Strip the pictures and reproduce the rest of the listing exactly.

········

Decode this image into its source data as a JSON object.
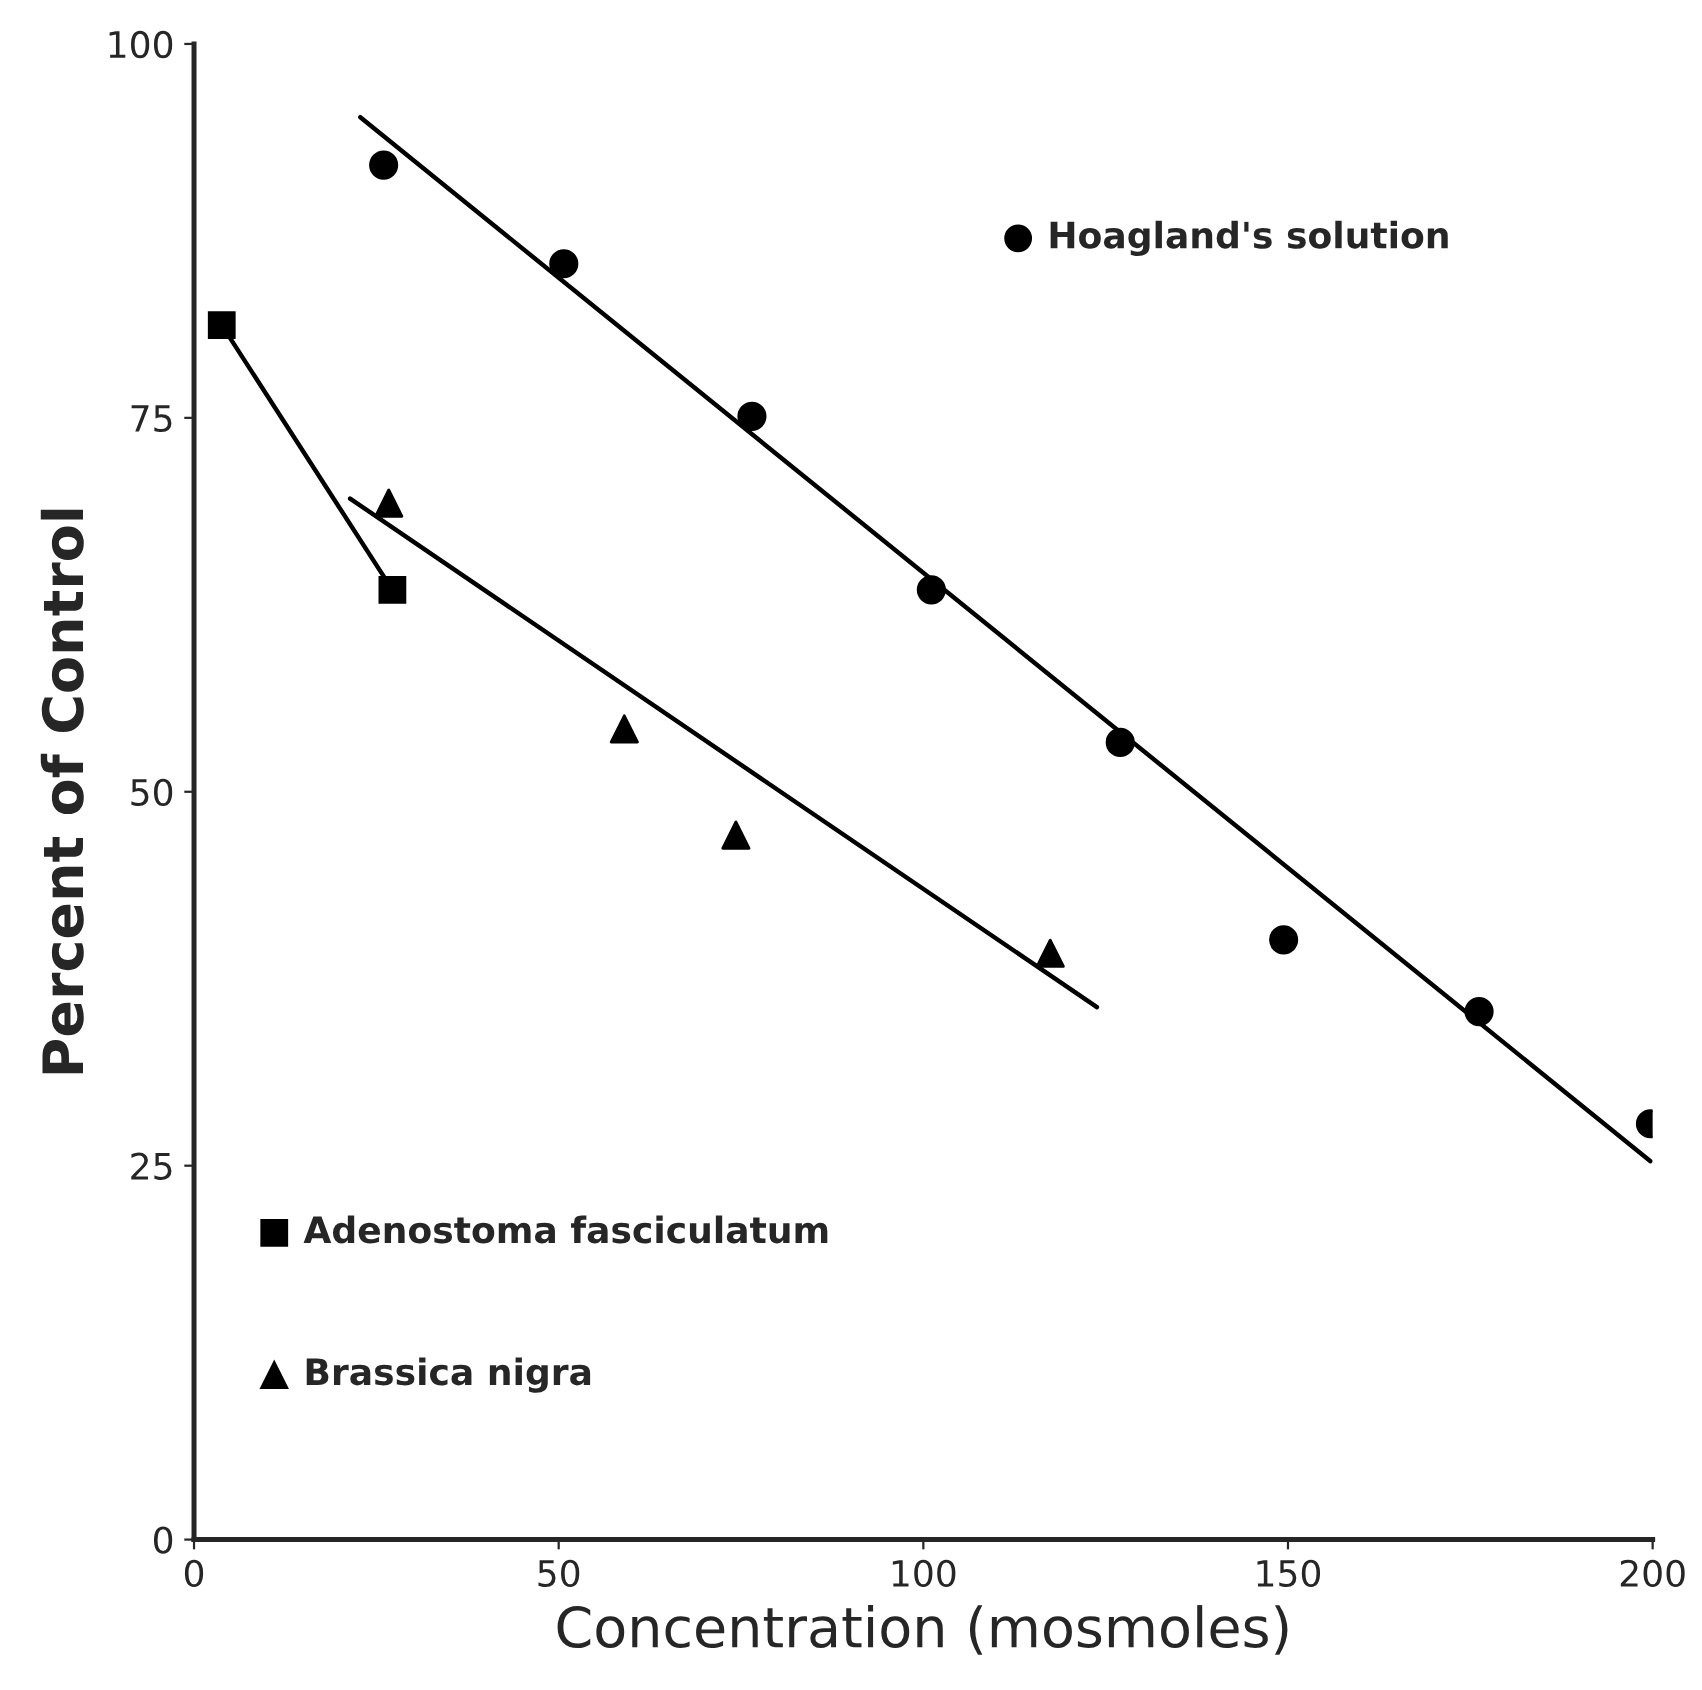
{
  "chart_data": {
    "type": "scatter",
    "xlabel": "Concentration (mosmoles)",
    "ylabel": "Percent of Control",
    "xlim": [
      0,
      200
    ],
    "xticks": [
      0,
      50,
      100,
      150,
      200
    ],
    "ylim": [
      0,
      100
    ],
    "yticks": [
      0,
      25,
      50,
      75,
      100
    ],
    "grid": false,
    "legend": "center",
    "series": [
      {
        "name": "Hoagland's solution",
        "marker": "circle",
        "color": "#000000",
        "x": [
          26.0,
          50.7,
          76.5,
          101.1,
          127.0,
          149.4,
          176.2,
          199.7
        ],
        "values": [
          91.9,
          85.3,
          75.1,
          63.5,
          53.3,
          40.1,
          35.3,
          27.8
        ]
      },
      {
        "type": "line",
        "marker": "none",
        "line_style": "solid",
        "color": "#000000",
        "x": [
          22.8,
          199.7
        ],
        "values": [
          95.1,
          25.3
        ]
      },
      {
        "name": "Adenostoma fasciculatum",
        "type": "line",
        "marker": "square",
        "line_style": "solid",
        "color": "#000000",
        "x": [
          3.8,
          27.2
        ],
        "values": [
          81.2,
          63.5
        ]
      },
      {
        "name": "Brassica nigra",
        "marker": "triangle",
        "color": "#000000",
        "x": [
          26.7,
          59.0,
          74.3,
          117.4
        ],
        "values": [
          69.3,
          54.2,
          47.1,
          39.2
        ]
      },
      {
        "type": "line",
        "marker": "none",
        "line_style": "solid",
        "color": "#000000",
        "x": [
          21.4,
          123.8
        ],
        "values": [
          69.6,
          35.6
        ]
      }
    ]
  }
}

········

SOLUTION FOR THIS PROBLEM:
Decode this image into its source data as a JSON object.
{
  "chart_data": {
    "type": "scatter",
    "xlabel": "Concentration (mosmoles)",
    "ylabel": "Percent of Control",
    "xlim": [
      0,
      200
    ],
    "xticks": [
      0,
      50,
      100,
      150,
      200
    ],
    "ylim": [
      0,
      100
    ],
    "yticks": [
      0,
      25,
      50,
      75,
      100
    ],
    "grid": false,
    "legend": "center",
    "series": [
      {
        "name": "Hoagland's solution",
        "marker": "circle",
        "color": "#000000",
        "x": [
          26.0,
          50.7,
          76.5,
          101.1,
          127.0,
          149.4,
          176.2,
          199.7
        ],
        "values": [
          91.9,
          85.3,
          75.1,
          63.5,
          53.3,
          40.1,
          35.3,
          27.8
        ]
      },
      {
        "type": "line",
        "marker": "none",
        "line_style": "solid",
        "color": "#000000",
        "x": [
          22.8,
          199.7
        ],
        "values": [
          95.1,
          25.3
        ]
      },
      {
        "name": "Adenostoma fasciculatum",
        "type": "line",
        "marker": "square",
        "line_style": "solid",
        "color": "#000000",
        "x": [
          3.8,
          27.2
        ],
        "values": [
          81.2,
          63.5
        ]
      },
      {
        "name": "Brassica nigra",
        "marker": "triangle",
        "color": "#000000",
        "x": [
          26.7,
          59.0,
          74.3,
          117.4
        ],
        "values": [
          69.3,
          54.2,
          47.1,
          39.2
        ]
      },
      {
        "type": "line",
        "marker": "none",
        "line_style": "solid",
        "color": "#000000",
        "x": [
          21.4,
          123.8
        ],
        "values": [
          69.6,
          35.6
        ]
      }
    ]
  }
}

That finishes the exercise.